● What you should do: Exactly reproduce each record listed below.

[start of Records supplied]

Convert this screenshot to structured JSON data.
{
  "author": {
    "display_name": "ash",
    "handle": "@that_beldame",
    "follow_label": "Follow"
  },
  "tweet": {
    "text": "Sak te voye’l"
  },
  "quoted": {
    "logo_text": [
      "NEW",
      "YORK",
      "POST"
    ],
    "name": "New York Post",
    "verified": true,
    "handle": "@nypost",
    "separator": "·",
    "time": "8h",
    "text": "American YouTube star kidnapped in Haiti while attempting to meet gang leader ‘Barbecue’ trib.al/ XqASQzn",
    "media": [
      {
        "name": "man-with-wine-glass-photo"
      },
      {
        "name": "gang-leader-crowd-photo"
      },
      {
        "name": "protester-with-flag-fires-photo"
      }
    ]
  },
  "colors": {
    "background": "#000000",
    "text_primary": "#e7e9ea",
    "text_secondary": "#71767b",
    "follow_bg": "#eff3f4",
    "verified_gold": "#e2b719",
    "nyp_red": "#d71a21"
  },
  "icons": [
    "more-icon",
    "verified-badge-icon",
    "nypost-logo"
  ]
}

[end of Records supplied]

● Result for this exercise:
Convert this screenshot to structured JSON data.
{
  "author": {
    "display_name": "ash",
    "handle": "@that_beldame",
    "follow_label": "Follow"
  },
  "tweet": {
    "text": "Sak te voye’l"
  },
  "quoted": {
    "logo_text": [
      "NEW",
      "YORK",
      "POST"
    ],
    "name": "New York Post",
    "verified": true,
    "handle": "@nypost",
    "separator": "·",
    "time": "8h",
    "text": "American YouTube star kidnapped in Haiti while attempting to meet gang leader ‘Barbecue’ trib.al/ XqASQzn",
    "media": [
      {
        "name": "man-with-wine-glass-photo"
      },
      {
        "name": "gang-leader-crowd-photo"
      },
      {
        "name": "protester-with-flag-fires-photo"
      }
    ]
  },
  "colors": {
    "background": "#000000",
    "text_primary": "#e7e9ea",
    "text_secondary": "#71767b",
    "follow_bg": "#eff3f4",
    "verified_gold": "#e2b719",
    "nyp_red": "#d71a21"
  },
  "icons": [
    "more-icon",
    "verified-badge-icon",
    "nypost-logo"
  ]
}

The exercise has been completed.